## TRY IT:
Scan the lines below for the word "determined". Copy each line you find it in.

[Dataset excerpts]
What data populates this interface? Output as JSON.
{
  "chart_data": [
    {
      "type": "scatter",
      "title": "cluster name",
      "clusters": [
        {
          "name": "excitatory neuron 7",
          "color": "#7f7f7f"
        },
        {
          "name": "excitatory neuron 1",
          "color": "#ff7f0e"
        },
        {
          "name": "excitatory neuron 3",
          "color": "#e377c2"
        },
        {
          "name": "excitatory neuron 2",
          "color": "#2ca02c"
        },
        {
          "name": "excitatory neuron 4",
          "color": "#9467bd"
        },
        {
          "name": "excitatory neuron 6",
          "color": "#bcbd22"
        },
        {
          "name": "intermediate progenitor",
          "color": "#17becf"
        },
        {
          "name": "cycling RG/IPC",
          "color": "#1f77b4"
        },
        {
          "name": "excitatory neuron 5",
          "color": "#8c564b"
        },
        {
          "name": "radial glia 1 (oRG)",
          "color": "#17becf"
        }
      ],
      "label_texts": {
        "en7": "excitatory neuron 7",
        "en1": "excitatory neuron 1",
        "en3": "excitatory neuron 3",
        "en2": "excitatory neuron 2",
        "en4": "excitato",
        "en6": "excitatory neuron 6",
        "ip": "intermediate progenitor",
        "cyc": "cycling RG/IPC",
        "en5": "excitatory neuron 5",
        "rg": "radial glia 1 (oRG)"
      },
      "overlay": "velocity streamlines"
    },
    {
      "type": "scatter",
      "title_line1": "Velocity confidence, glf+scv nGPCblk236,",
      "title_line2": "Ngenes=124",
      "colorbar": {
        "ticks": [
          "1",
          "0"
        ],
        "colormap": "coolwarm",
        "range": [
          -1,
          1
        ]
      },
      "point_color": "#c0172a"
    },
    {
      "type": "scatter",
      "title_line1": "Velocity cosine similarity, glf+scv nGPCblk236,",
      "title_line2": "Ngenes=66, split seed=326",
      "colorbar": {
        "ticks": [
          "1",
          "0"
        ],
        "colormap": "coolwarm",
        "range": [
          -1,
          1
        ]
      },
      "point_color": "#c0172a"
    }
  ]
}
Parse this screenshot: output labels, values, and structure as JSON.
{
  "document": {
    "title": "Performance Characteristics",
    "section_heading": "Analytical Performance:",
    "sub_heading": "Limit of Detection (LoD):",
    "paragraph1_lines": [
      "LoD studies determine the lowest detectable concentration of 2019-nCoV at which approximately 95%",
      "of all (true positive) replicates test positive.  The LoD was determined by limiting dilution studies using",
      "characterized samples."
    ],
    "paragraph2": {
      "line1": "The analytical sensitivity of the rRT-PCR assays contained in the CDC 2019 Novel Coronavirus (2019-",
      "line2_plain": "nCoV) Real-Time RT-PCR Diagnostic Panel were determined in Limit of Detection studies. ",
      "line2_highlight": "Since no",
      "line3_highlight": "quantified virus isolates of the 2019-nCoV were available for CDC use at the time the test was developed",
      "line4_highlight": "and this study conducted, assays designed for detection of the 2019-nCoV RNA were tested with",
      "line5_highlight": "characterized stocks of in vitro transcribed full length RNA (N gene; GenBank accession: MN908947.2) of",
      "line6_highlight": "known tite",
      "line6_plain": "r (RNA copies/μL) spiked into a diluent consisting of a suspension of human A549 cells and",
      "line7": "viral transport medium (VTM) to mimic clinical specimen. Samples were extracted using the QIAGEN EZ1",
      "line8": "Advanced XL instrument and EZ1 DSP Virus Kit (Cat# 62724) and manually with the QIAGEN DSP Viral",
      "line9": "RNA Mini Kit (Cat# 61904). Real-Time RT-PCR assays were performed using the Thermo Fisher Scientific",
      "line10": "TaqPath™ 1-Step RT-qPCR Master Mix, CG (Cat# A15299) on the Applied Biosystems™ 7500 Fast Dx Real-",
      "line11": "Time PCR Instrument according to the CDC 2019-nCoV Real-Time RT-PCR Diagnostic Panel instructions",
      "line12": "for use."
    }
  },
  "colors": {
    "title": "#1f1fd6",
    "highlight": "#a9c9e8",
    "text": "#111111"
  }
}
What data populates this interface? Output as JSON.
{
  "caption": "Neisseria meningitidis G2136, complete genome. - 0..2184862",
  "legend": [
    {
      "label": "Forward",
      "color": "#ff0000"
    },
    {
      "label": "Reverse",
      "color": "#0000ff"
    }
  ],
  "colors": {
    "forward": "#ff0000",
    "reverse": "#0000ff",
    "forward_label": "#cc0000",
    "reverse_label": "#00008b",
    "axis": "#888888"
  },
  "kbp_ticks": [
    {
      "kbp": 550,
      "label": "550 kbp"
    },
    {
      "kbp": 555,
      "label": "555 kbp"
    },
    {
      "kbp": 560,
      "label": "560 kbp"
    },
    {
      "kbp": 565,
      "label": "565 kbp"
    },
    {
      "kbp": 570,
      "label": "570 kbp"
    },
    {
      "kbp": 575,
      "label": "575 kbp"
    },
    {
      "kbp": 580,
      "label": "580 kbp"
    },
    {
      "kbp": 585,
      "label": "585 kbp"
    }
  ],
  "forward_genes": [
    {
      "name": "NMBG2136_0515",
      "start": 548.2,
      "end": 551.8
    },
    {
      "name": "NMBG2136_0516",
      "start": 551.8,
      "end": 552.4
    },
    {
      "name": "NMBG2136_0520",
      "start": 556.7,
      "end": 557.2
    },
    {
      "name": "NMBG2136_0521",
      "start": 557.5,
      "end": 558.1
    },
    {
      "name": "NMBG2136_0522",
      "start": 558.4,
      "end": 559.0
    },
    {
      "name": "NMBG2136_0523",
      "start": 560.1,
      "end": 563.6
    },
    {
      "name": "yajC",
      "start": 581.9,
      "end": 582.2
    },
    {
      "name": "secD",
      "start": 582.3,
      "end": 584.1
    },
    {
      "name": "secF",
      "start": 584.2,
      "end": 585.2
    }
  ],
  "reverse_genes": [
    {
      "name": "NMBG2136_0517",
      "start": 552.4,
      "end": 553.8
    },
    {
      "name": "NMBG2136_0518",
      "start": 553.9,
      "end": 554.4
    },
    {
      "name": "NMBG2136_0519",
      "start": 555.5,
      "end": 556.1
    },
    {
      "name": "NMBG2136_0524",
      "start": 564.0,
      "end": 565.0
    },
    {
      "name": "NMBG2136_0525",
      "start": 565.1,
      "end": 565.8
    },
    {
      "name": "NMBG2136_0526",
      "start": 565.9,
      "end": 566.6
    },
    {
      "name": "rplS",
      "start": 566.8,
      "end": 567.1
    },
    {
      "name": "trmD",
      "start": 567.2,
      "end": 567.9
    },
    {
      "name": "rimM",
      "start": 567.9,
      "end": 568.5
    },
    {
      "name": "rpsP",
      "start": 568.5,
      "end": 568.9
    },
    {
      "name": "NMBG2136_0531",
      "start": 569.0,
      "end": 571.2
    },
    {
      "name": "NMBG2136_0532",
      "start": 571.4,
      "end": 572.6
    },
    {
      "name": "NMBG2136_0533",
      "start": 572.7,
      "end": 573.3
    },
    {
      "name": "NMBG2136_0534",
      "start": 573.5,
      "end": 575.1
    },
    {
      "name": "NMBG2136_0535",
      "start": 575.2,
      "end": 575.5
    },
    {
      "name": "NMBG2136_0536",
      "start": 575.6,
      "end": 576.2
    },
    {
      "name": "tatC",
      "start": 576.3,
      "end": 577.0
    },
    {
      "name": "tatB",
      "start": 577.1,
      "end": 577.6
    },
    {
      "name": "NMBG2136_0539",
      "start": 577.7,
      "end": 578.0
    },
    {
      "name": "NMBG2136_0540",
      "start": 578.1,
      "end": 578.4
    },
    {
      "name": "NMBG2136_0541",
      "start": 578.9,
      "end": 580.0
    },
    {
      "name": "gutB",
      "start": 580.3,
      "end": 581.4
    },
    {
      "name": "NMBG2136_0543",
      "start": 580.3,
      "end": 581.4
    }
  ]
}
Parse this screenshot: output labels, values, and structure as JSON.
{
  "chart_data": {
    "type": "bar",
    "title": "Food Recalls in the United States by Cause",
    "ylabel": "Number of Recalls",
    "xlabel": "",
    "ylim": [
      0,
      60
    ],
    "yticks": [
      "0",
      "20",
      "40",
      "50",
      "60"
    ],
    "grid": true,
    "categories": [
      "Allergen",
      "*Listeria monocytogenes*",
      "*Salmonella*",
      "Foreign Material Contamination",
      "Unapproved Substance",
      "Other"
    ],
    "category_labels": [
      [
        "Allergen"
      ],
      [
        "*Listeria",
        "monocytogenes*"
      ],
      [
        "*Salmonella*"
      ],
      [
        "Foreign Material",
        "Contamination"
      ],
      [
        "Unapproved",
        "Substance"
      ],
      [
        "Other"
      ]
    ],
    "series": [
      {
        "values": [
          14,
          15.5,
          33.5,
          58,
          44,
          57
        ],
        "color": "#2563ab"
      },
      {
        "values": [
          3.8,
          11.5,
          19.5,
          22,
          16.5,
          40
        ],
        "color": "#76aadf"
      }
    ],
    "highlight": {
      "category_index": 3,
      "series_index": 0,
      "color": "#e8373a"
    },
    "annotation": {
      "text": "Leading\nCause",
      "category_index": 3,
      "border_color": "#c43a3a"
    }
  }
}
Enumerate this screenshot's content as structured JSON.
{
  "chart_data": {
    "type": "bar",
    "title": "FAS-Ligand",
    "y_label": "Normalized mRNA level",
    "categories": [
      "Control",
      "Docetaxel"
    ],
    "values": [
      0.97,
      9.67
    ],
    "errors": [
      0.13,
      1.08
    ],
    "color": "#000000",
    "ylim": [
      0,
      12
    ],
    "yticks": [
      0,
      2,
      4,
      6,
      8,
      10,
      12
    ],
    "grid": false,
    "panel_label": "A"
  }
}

## RESPONSE AREA:
      "of all (true positive) replicates test positive.  The LoD was determined by limiting dilution studies using",
      "line2_plain": "nCoV) Real-Time RT-PCR Diagnostic Panel were determined in Limit of Detection studies. ",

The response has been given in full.